Stored records
○ ○ ○ ○ ○

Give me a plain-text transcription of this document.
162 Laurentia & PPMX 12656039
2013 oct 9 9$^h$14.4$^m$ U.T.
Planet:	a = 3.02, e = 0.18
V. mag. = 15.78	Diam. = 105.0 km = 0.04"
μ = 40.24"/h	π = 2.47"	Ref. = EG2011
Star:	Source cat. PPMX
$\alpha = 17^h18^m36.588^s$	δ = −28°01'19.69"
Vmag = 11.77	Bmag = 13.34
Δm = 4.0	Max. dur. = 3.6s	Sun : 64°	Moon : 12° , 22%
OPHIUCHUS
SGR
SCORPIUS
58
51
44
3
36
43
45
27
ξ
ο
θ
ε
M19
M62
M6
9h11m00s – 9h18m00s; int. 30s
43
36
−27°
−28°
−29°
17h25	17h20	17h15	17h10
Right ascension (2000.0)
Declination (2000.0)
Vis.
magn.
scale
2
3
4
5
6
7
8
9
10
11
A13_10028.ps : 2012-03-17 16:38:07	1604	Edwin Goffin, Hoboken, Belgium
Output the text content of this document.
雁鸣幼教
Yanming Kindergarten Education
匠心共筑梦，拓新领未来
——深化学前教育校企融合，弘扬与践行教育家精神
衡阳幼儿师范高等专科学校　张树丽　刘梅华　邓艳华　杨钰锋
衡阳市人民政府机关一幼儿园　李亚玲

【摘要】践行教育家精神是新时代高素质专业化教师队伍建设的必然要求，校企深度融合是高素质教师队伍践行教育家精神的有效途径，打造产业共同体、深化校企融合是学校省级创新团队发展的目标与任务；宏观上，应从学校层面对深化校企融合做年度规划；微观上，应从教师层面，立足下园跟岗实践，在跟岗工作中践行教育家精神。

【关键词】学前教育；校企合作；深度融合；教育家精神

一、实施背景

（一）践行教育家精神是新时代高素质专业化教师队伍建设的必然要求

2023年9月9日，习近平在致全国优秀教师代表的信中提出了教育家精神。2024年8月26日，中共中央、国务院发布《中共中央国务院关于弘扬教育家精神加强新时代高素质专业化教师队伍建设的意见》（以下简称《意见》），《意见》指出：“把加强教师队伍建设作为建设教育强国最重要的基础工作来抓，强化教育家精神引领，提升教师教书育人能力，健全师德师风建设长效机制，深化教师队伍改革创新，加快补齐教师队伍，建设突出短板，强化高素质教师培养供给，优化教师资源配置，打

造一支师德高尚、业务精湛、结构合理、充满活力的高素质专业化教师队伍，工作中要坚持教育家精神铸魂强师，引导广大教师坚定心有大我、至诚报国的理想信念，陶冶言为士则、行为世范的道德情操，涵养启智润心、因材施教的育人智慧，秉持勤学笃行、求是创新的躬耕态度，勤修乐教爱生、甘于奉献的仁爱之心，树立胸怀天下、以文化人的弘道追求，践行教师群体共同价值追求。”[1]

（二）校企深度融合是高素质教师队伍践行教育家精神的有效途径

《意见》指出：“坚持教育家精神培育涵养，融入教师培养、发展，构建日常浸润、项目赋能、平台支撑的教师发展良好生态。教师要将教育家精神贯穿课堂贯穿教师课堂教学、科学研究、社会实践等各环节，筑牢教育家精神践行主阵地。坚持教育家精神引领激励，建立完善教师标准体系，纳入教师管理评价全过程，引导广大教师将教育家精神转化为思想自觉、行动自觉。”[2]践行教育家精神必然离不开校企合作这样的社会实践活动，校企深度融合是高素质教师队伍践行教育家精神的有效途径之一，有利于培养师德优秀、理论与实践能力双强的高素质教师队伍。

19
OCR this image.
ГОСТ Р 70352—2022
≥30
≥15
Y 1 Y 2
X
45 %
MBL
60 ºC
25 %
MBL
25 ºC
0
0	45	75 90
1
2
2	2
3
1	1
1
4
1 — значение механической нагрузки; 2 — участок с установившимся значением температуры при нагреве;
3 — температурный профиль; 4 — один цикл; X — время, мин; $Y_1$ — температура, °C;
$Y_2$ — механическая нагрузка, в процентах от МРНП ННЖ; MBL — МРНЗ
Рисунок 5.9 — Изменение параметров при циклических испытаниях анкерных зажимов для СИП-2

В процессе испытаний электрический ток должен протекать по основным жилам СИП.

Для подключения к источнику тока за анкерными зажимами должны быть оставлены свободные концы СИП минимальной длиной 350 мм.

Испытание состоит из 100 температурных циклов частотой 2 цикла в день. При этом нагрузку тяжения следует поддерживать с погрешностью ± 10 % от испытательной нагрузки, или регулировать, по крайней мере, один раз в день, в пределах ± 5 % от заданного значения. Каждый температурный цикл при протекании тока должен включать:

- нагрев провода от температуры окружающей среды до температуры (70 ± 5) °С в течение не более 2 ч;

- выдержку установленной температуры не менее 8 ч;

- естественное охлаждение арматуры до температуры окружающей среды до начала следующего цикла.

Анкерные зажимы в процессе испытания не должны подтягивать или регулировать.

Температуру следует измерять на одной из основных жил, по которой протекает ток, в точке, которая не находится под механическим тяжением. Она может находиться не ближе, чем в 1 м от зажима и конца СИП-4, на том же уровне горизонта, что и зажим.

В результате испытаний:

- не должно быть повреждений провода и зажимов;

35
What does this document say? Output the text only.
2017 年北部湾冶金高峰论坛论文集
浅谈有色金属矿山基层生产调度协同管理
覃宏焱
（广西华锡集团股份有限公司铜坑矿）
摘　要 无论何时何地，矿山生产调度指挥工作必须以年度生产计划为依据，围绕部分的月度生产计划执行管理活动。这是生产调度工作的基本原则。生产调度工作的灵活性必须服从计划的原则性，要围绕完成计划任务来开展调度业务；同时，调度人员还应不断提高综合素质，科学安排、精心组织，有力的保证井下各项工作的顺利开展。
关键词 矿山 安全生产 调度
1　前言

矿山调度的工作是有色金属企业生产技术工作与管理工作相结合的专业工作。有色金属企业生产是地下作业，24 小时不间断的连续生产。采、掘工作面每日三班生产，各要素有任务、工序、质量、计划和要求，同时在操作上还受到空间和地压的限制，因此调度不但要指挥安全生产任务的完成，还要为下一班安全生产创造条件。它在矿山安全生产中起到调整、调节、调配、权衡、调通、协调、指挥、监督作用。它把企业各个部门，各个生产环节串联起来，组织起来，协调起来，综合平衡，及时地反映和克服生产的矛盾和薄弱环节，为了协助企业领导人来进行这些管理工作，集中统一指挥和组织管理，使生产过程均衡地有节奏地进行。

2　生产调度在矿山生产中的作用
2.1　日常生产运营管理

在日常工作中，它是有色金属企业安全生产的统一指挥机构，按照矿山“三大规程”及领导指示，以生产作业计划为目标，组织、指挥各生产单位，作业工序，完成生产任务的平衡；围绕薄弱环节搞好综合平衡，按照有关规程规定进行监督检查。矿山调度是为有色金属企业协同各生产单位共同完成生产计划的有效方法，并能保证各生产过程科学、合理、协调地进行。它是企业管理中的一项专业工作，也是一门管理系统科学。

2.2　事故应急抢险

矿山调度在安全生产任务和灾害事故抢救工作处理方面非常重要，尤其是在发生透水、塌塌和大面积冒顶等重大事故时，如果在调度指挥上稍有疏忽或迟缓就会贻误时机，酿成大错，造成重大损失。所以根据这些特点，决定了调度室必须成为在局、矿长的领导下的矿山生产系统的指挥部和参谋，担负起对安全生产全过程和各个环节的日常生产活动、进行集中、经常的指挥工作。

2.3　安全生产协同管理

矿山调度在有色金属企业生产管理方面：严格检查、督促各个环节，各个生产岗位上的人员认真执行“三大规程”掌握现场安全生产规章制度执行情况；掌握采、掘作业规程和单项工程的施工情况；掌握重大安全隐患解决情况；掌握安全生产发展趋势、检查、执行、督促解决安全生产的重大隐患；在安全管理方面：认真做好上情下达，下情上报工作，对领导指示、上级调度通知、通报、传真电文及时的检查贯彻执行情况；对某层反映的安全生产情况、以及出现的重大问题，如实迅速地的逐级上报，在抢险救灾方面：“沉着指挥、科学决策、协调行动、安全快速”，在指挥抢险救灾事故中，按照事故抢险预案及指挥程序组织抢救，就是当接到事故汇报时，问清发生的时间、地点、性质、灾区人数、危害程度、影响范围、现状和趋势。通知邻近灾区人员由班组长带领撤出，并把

○ ○ ○ ○ ○

- _Work to be completed_
From the records above, pull out each line that has "процессе".

- _Problem solution_
В процессе испытаний электрический ток должен протекать по основным жилам СИП.
Анкерные зажимы в процессе испытания не должны подтягивать или регулировать.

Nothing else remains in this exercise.